◆ Challenge ◆
Identify the lines that contain the string "your" and report only how many there are.

◆ Information shown ◆
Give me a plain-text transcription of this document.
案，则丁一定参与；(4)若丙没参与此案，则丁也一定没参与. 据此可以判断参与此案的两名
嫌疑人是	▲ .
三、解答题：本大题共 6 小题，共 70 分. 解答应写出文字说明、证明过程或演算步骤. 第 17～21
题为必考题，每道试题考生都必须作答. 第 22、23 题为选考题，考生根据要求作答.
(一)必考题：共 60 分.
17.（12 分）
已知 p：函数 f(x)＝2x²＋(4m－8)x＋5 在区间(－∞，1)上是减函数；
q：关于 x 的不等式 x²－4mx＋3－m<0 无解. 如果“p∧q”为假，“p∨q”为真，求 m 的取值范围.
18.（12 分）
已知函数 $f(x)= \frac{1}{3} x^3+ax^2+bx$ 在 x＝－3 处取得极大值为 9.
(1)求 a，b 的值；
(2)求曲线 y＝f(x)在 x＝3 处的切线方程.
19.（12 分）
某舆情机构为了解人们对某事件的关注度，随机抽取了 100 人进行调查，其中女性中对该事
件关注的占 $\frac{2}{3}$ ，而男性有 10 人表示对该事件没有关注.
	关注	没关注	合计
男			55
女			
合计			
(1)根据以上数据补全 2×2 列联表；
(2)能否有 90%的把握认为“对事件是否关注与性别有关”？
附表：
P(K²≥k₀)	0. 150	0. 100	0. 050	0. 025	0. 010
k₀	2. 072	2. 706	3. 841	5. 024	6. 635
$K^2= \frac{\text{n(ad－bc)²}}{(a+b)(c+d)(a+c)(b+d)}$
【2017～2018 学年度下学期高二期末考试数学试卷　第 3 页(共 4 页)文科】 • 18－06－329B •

--

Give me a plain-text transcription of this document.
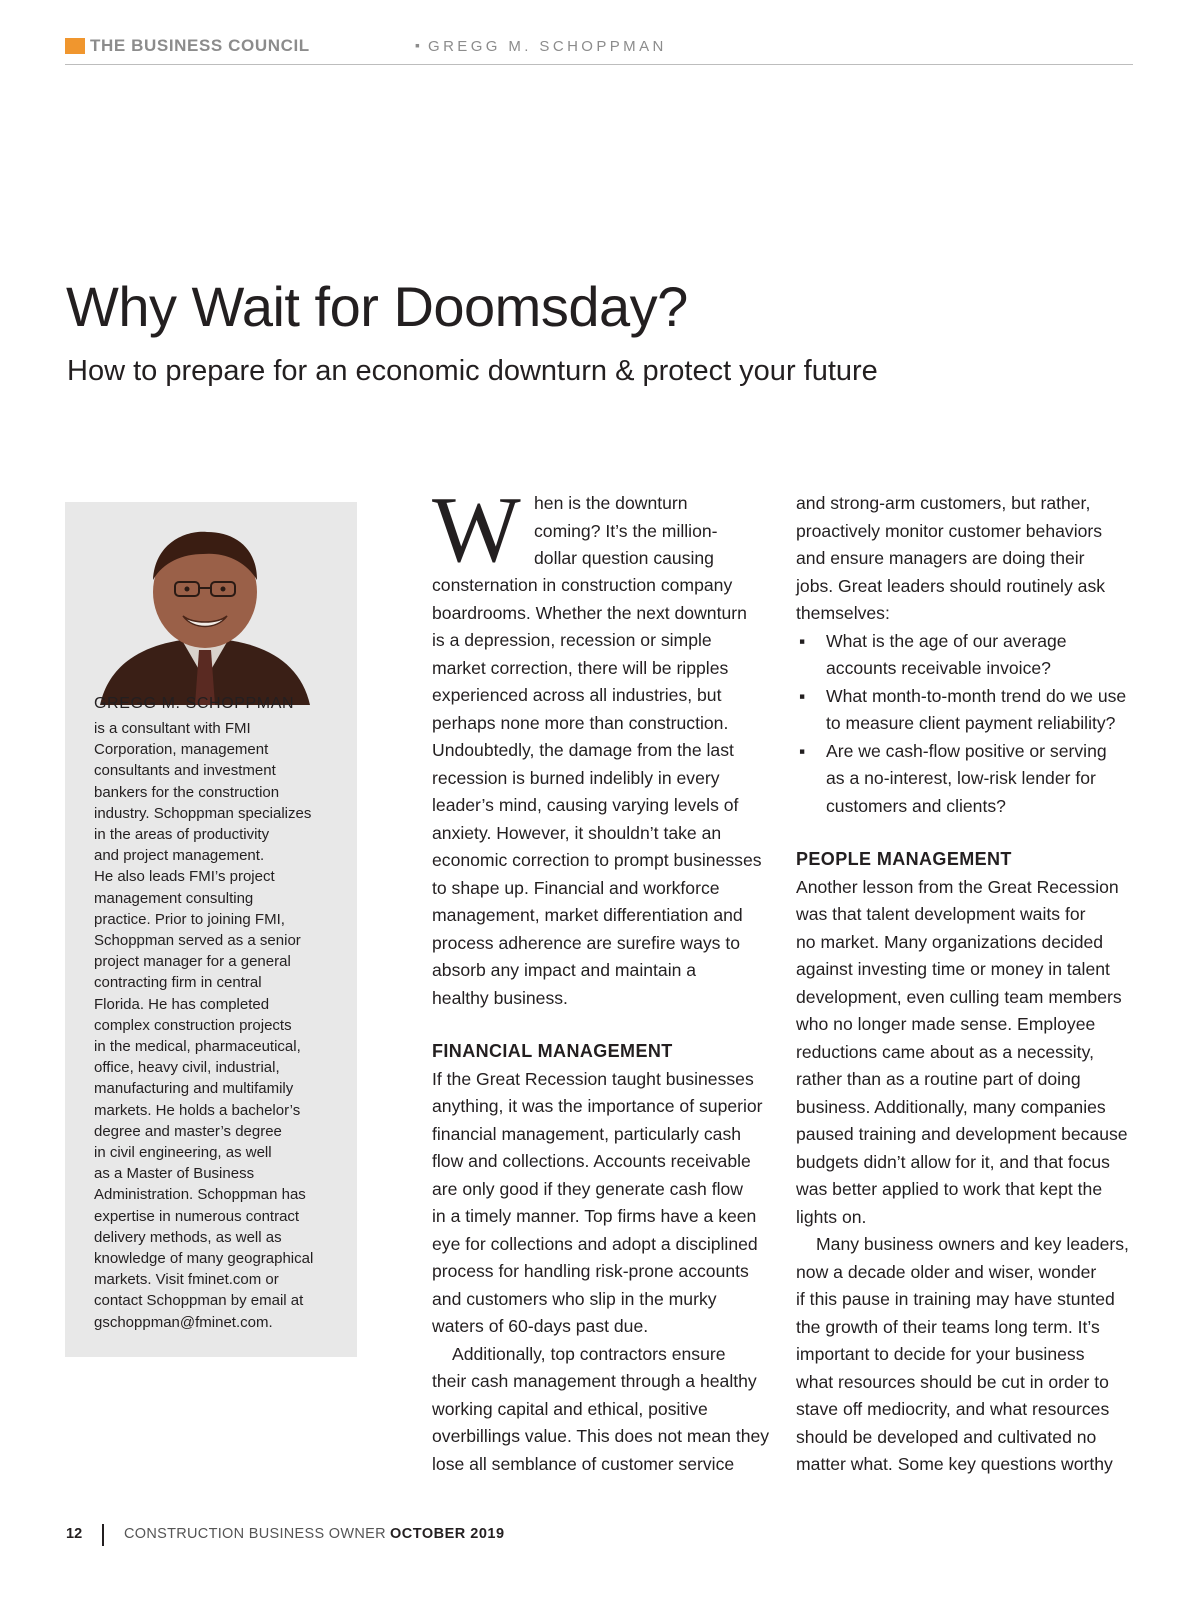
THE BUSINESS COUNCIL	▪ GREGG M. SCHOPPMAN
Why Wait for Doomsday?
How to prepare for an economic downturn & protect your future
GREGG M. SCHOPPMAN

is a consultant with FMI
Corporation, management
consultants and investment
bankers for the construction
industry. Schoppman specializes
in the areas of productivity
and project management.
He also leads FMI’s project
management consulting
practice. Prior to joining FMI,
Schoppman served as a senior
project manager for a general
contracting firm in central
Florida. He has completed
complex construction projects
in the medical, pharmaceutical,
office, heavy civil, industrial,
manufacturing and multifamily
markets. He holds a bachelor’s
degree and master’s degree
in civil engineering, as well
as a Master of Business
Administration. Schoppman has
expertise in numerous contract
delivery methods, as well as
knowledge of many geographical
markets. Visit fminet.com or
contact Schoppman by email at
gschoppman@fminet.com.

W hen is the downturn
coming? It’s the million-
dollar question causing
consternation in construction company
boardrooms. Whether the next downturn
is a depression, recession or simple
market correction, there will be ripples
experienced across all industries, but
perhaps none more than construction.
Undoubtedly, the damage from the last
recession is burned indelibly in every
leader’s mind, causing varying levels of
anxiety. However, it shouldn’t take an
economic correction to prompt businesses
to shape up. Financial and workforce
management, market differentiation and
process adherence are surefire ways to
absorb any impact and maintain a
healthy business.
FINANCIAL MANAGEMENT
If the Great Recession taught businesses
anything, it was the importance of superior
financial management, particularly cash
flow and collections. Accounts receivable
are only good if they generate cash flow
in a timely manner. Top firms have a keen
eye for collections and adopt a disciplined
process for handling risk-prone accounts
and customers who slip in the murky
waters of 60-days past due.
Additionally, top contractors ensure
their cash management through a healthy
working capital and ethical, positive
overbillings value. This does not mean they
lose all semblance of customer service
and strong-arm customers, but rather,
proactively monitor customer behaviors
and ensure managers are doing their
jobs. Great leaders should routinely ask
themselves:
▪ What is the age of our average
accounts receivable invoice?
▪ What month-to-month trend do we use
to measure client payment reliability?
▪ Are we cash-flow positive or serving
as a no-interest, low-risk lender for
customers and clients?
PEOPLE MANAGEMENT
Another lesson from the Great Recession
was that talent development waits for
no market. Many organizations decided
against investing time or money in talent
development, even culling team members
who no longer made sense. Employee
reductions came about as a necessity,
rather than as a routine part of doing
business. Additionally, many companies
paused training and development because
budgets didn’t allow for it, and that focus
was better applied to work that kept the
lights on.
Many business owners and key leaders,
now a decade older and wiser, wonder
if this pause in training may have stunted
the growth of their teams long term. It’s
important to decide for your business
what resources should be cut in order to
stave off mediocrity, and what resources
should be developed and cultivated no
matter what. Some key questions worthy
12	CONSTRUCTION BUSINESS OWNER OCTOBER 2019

◆ Expected output ◆
2